▶ **THE INPUT**:
------------------------------------------------
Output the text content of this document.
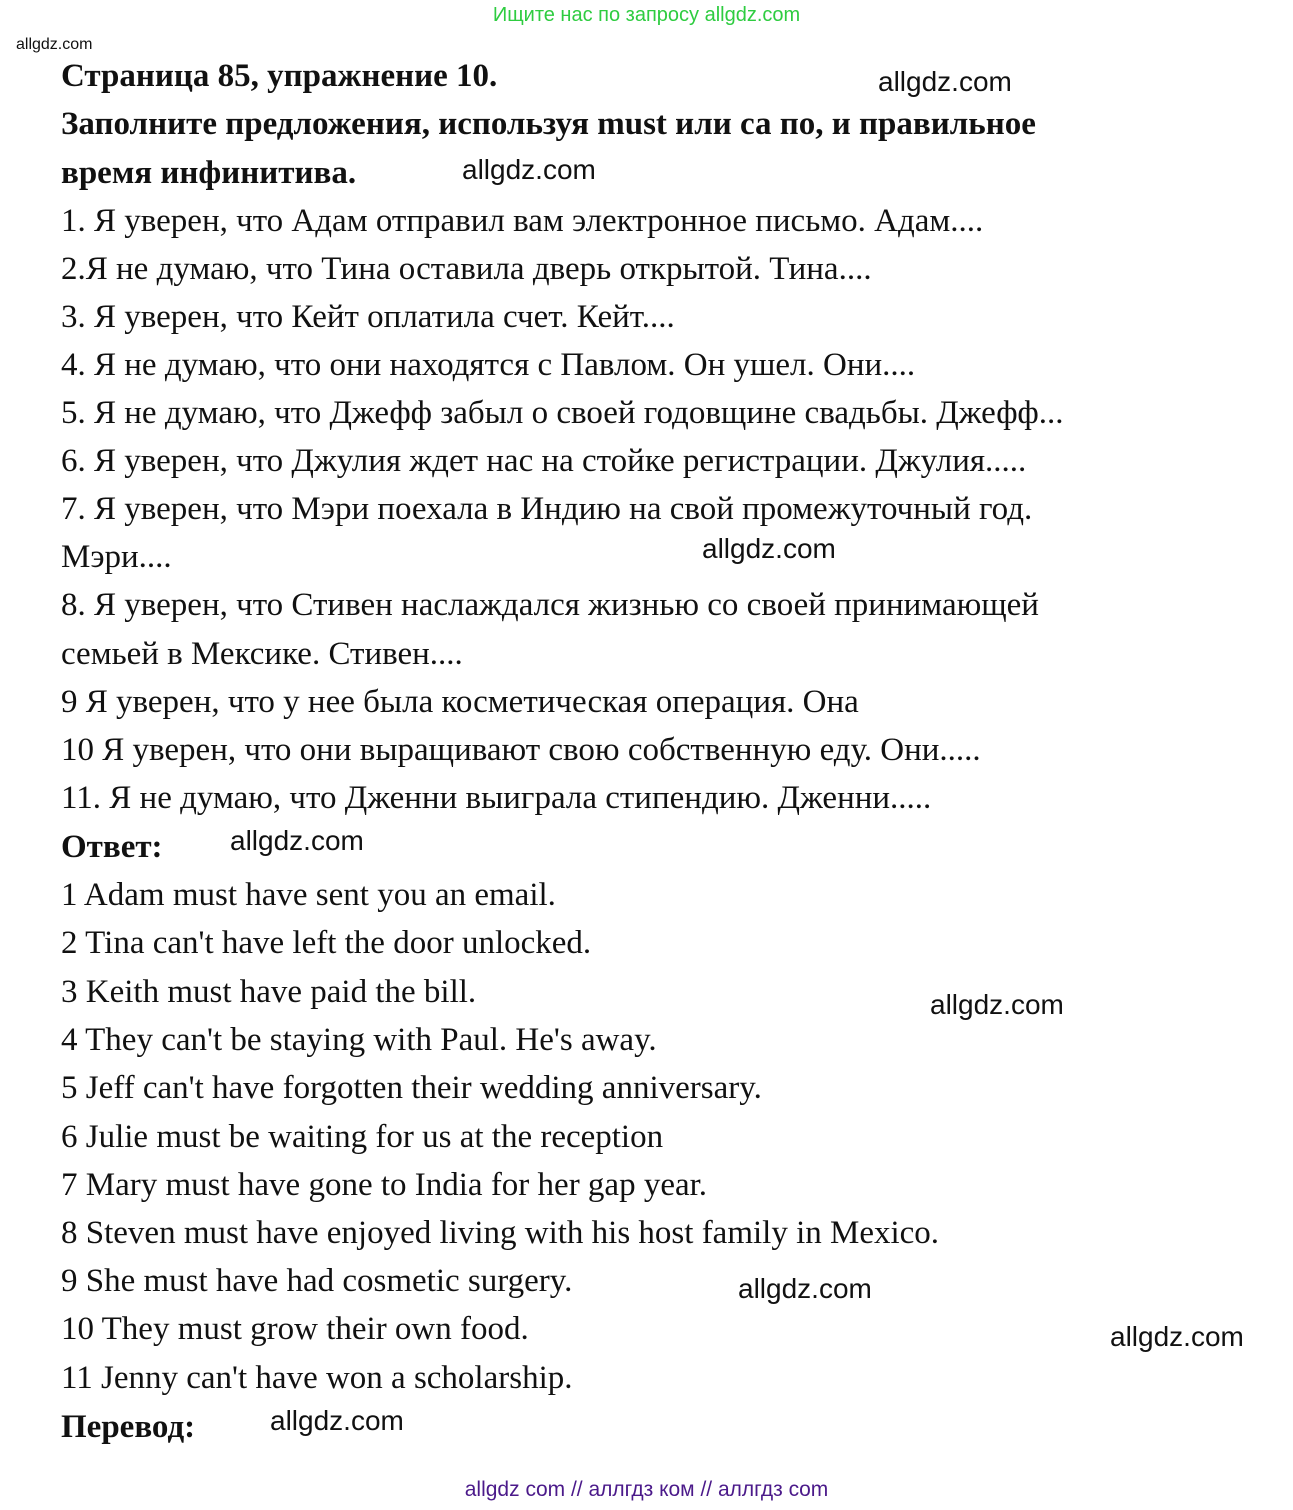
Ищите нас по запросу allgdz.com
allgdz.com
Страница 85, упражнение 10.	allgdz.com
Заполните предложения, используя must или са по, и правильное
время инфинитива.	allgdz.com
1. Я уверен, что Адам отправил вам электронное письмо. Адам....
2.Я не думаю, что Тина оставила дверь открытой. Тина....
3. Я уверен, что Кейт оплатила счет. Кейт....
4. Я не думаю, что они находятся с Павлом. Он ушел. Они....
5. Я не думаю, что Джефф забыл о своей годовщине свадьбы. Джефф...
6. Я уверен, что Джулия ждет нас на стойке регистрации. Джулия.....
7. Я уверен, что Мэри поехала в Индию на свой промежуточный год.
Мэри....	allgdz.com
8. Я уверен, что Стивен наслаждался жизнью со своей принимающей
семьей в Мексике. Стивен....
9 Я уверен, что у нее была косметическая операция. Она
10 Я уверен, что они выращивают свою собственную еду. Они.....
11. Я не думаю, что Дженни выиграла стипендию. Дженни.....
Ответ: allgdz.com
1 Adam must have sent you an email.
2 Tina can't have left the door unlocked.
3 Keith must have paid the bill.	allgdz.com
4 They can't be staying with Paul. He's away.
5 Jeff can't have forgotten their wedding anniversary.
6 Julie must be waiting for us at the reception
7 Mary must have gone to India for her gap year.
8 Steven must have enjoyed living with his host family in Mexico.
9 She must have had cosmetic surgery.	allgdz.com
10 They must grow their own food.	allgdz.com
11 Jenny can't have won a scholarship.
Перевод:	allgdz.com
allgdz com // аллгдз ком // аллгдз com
------------------------------------------------
▶ **YOUR GOAL**: Transcribe every record above exactly as written, leaving out any pictures.

▶ **CORRECT RESULT**:
Output the text content of this document.
Ищите нас по запросу allgdz.com
allgdz.com
Страница 85, упражнение 10.	allgdz.com
Заполните предложения, используя must или са по, и правильное
время инфинитива.	allgdz.com
1. Я уверен, что Адам отправил вам электронное письмо. Адам....
2.Я не думаю, что Тина оставила дверь открытой. Тина....
3. Я уверен, что Кейт оплатила счет. Кейт....
4. Я не думаю, что они находятся с Павлом. Он ушел. Они....
5. Я не думаю, что Джефф забыл о своей годовщине свадьбы. Джефф...
6. Я уверен, что Джулия ждет нас на стойке регистрации. Джулия.....
7. Я уверен, что Мэри поехала в Индию на свой промежуточный год.
Мэри....	allgdz.com
8. Я уверен, что Стивен наслаждался жизнью со своей принимающей
семьей в Мексике. Стивен....
9 Я уверен, что у нее была косметическая операция. Она
10 Я уверен, что они выращивают свою собственную еду. Они.....
11. Я не думаю, что Дженни выиграла стипендию. Дженни.....
Ответ: allgdz.com
1 Adam must have sent you an email.
2 Tina can't have left the door unlocked.
3 Keith must have paid the bill.	allgdz.com
4 They can't be staying with Paul. He's away.
5 Jeff can't have forgotten their wedding anniversary.
6 Julie must be waiting for us at the reception
7 Mary must have gone to India for her gap year.
8 Steven must have enjoyed living with his host family in Mexico.
9 She must have had cosmetic surgery.	allgdz.com
10 They must grow their own food.	allgdz.com
11 Jenny can't have won a scholarship.
Перевод:	allgdz.com
allgdz com // аллгдз ком // аллгдз com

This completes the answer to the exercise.